- _ACTION ITEM_
Copy, word for word, everything in the passage on university diversity statements from "What about the fact" down to "using diversity statements.".

- _DOCUMENT PASSAGE_
————

What about the fact that some universities no longer require “diversity statements” from job applicants? Doesn’t that prove we’re winning the fight against wokism? This appears to be the position of the Economist. It points out that nine states banned universities from requiring diversity statements, and several universities including Harvard and MIT also stopped using diversity statements.
In reality, however, these developments mean very little. Universities in red states like Kentucky and North Dakota, where diversity statements have been banned by law, have many other ways to determine a job applicant’s political views. The laws will not stop hiring committees from discriminating against their political opponents.
What about the universities that voluntarily dropped diversity statements? This is best explained as a ploy to get Republican congressmen off their backs, not an ideological retreat. In the December 2023 Congressional hearings fiasco, the presidents of Harvard, MIT, and Penn arrogantly refused to give a clear answer as to whether “calling for the geocide of Jews” violated their code of conduct. There was an outcry among donors and politicians. Some universities realized the political utility of making symbolic gestures toward political neutrality. But they have no plans to hire non-wokesters. In fact, Harvard didn’t even really drop diversity statements, but simply renamed them “service statements.” (If you think “service statements” provide important information that is different from “diversity statements,” why didn’t Harvard ask for service statements before?) Anyone who writes about their service to the cause of free speech or colorblindness is not going to be hired by Harvard, where 2.9% of the faculty identifies as “conservative” or “very conservative,” and probably 0% of assistant professors.

————

(Bounding box prediction data)
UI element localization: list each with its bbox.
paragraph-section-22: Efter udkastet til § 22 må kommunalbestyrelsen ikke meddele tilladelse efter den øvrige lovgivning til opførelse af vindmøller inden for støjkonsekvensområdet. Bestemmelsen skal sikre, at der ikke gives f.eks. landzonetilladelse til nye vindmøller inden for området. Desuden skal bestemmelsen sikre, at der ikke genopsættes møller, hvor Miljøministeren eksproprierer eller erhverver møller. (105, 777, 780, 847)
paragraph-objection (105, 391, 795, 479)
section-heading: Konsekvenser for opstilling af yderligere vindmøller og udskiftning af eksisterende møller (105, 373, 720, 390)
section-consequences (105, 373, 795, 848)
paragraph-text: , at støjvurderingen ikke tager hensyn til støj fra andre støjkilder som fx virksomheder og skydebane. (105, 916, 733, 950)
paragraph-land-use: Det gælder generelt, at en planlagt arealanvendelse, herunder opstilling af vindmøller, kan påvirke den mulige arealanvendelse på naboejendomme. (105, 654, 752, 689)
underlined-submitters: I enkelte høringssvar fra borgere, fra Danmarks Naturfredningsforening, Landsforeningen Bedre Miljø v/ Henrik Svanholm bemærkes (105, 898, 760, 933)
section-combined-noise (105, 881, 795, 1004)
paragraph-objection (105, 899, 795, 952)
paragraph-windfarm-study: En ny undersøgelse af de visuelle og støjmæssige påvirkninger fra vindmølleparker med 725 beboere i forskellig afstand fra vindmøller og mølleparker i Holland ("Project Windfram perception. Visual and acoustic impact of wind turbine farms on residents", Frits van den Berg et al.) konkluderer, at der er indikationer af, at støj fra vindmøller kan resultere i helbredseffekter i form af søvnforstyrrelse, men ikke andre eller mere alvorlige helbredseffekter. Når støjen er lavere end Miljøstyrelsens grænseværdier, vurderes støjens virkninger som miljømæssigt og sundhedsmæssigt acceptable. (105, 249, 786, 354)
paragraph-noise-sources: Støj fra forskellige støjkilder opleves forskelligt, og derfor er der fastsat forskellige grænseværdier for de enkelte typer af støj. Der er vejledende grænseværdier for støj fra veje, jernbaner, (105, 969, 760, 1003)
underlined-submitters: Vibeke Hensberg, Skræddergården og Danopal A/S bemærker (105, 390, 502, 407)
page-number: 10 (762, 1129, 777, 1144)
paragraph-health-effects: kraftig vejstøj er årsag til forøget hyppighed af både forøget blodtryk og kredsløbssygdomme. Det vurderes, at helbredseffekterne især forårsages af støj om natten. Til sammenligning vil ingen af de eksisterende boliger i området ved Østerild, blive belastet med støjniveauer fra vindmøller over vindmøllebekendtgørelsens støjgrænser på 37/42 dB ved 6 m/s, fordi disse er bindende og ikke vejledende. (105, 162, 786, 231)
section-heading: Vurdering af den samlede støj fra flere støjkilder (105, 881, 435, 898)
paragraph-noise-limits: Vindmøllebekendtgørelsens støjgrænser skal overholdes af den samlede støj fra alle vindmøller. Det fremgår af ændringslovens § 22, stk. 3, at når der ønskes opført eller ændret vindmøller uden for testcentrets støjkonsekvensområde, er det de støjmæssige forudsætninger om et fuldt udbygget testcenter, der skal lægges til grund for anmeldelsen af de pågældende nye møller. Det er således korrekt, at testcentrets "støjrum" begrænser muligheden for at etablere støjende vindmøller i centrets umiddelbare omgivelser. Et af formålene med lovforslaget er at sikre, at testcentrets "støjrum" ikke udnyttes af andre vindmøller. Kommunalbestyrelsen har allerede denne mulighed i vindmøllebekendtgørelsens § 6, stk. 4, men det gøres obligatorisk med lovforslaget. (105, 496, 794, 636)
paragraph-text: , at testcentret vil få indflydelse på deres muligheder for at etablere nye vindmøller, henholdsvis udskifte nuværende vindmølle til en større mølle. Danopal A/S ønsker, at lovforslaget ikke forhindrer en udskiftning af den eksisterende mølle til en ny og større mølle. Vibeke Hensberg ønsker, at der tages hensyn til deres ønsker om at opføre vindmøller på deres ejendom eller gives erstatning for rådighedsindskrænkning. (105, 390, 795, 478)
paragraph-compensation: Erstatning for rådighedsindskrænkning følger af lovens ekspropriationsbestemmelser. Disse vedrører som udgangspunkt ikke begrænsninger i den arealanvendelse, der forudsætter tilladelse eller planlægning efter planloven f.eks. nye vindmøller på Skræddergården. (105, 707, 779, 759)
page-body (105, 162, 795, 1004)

————

- _THE COMPLETED TASK_
What about the fact that some universities no longer require “diversity statements” from job applicants? Doesn’t that prove we’re winning the fight against wokism? This appears to be the position of the Economist. It points out that nine states banned universities from requiring diversity statements, and several universities including Harvard and MIT also stopped using diversity statements.